-------- RECORDS SHOWN
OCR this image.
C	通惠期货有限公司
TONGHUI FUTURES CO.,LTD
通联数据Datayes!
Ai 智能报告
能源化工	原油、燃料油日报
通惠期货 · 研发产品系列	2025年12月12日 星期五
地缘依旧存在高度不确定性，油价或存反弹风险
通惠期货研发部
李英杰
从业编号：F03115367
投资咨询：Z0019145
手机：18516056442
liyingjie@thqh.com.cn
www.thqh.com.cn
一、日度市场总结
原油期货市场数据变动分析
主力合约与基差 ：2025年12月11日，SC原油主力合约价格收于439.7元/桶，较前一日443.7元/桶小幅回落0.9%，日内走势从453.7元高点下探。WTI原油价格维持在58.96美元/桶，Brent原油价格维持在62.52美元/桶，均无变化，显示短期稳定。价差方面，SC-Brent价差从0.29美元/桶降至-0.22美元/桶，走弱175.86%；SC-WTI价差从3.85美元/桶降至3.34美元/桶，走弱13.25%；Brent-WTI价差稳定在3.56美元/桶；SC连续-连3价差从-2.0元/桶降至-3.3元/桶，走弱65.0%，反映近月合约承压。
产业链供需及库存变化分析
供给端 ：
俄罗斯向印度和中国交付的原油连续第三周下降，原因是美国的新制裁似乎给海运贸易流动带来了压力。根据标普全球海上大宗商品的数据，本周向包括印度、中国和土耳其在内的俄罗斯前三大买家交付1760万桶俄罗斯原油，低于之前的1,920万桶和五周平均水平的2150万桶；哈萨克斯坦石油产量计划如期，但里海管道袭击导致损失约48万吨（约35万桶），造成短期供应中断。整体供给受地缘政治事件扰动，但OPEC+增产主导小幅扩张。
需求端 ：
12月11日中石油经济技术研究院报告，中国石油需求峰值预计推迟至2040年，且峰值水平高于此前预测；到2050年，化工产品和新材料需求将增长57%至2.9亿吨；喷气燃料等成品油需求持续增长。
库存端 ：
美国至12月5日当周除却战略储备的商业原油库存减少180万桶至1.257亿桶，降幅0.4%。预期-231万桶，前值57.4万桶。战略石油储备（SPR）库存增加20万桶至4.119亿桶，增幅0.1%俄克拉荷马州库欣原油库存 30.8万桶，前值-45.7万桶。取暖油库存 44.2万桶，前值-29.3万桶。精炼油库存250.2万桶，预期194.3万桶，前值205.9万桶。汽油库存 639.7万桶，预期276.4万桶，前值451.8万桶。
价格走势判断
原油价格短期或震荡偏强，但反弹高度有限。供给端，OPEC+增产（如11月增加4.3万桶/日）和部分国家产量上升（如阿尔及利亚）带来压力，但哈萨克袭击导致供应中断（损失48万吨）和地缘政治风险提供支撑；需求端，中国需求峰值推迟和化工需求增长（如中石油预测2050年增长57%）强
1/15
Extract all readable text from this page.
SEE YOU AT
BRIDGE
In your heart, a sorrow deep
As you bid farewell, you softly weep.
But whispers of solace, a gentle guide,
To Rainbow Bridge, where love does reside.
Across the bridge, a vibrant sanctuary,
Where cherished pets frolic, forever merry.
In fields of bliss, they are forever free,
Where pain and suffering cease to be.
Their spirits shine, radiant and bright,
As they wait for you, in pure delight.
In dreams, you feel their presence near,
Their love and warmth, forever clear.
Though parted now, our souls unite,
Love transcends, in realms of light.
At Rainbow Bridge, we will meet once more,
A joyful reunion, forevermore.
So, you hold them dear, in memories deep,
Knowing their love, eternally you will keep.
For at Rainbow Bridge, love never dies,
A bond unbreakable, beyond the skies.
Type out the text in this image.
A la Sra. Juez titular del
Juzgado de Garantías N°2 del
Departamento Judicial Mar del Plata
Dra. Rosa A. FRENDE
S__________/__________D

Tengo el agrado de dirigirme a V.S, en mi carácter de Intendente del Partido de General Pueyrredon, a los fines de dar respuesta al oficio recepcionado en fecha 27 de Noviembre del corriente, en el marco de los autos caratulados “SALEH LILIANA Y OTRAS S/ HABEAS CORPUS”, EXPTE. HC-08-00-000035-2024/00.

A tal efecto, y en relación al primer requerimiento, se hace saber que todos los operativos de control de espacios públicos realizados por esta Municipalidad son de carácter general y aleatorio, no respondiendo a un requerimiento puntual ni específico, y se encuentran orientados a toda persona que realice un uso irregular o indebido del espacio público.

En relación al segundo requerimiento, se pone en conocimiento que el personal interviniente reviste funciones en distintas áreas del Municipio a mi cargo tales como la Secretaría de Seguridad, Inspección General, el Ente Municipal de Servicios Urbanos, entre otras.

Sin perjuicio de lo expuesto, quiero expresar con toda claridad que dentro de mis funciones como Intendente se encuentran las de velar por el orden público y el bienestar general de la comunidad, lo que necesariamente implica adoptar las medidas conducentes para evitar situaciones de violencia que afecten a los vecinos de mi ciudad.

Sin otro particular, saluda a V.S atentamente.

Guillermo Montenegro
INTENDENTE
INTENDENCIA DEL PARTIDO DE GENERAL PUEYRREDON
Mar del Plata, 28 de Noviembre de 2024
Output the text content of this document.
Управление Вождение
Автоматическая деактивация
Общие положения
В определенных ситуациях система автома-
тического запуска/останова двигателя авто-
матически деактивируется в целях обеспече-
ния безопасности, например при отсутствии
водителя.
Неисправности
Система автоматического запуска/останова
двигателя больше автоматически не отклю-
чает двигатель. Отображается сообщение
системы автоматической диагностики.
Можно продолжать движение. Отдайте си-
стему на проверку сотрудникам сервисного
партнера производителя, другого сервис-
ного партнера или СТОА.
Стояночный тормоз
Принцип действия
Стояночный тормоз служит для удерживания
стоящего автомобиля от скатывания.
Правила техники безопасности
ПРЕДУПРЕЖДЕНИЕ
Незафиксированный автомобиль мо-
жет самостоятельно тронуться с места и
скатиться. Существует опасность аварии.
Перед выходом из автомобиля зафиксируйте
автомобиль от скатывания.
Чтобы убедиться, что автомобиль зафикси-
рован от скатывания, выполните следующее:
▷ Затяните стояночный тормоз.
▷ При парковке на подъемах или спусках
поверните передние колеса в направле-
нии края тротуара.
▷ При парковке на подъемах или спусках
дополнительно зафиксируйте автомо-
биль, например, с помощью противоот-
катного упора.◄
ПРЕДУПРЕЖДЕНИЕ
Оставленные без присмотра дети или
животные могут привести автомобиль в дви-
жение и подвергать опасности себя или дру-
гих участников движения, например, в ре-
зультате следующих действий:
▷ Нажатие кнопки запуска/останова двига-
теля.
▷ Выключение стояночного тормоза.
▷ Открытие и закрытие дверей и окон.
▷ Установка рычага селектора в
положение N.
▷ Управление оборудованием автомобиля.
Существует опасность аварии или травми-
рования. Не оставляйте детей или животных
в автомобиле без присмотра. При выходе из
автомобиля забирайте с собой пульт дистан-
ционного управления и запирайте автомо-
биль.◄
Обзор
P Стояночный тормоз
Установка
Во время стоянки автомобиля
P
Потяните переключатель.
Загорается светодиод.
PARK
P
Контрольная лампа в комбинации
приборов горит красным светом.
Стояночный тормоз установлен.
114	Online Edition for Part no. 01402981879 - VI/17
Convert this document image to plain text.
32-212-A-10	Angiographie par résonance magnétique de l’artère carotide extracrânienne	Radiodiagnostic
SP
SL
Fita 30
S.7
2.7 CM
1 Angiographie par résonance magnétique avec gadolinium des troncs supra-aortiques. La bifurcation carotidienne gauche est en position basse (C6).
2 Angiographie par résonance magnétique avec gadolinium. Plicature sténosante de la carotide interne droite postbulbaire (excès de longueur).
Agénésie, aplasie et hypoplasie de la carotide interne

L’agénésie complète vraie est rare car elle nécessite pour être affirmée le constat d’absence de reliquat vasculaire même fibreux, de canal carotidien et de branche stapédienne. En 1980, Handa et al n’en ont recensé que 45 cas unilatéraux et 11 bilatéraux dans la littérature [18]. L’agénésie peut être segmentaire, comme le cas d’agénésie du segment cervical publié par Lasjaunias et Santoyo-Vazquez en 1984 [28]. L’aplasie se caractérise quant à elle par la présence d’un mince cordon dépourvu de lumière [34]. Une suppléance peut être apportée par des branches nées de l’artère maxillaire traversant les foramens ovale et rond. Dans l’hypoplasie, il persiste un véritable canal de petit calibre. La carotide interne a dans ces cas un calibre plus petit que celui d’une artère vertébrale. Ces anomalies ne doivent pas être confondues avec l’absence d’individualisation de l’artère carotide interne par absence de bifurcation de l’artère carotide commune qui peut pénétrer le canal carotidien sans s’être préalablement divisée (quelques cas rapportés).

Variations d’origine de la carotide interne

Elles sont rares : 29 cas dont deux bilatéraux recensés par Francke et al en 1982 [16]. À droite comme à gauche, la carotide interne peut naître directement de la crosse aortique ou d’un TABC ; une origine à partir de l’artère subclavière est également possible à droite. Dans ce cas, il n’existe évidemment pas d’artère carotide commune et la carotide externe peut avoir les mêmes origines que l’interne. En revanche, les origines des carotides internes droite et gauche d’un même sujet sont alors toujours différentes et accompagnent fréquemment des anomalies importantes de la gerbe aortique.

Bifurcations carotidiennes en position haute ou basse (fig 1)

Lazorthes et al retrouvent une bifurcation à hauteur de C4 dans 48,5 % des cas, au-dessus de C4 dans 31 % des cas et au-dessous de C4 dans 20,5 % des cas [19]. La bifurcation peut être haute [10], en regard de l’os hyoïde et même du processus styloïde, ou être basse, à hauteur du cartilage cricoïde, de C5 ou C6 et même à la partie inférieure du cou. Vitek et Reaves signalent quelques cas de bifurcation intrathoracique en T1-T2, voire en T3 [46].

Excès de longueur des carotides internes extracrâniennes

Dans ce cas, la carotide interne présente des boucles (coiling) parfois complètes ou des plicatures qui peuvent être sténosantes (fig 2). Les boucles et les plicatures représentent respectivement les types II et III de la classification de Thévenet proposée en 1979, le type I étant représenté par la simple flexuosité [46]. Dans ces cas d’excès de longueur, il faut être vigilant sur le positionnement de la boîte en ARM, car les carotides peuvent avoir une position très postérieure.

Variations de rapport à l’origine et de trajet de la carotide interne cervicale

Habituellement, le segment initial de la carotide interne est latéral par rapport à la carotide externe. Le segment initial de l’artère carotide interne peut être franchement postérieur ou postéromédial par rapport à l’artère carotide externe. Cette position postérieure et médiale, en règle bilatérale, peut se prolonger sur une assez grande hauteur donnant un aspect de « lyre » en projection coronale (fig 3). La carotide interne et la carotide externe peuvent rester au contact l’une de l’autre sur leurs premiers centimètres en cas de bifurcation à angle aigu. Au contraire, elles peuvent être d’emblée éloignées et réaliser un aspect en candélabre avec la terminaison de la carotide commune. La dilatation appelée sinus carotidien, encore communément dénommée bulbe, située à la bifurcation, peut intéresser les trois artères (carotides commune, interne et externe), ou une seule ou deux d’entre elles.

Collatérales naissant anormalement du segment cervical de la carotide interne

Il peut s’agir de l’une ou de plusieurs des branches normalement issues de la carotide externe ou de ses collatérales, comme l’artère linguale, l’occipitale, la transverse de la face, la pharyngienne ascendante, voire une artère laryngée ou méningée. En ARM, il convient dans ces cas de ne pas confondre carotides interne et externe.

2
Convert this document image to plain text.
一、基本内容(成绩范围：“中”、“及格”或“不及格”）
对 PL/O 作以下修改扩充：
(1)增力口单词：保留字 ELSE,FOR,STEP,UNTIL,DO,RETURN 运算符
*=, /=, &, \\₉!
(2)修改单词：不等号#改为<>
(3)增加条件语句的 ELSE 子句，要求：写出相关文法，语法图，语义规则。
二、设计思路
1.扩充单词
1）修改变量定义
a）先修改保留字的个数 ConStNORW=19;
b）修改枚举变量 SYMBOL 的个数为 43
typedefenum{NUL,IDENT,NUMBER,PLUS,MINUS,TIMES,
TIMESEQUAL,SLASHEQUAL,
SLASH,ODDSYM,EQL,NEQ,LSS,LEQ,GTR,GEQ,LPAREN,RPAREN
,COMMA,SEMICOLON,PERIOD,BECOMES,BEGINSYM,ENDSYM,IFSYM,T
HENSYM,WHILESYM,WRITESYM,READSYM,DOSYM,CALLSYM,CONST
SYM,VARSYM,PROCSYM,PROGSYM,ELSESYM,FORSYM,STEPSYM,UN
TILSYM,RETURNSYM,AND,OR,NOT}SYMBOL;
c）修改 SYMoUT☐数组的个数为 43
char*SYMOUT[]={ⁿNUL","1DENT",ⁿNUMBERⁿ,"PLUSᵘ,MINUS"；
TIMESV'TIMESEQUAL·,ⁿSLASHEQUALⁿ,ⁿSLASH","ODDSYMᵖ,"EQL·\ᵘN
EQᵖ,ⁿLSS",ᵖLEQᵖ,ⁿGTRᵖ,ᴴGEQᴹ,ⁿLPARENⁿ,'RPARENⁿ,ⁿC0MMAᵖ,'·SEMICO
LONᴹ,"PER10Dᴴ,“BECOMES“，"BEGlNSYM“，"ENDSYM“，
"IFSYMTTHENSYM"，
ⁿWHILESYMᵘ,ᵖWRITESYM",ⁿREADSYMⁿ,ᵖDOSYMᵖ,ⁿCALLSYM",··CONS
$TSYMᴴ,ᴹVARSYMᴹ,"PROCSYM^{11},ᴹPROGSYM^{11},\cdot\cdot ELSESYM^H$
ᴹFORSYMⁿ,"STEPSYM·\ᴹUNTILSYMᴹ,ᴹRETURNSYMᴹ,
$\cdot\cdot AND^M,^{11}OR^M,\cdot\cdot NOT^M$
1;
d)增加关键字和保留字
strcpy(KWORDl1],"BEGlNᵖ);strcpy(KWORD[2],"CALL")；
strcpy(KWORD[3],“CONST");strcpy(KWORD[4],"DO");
----------------
*SET EXERCISE*
From the entries above, extract every line where the word "they" appears.

*OUTPUT BELOW*
In fields of bliss, they are forever free,
As they wait for you, in pure delight.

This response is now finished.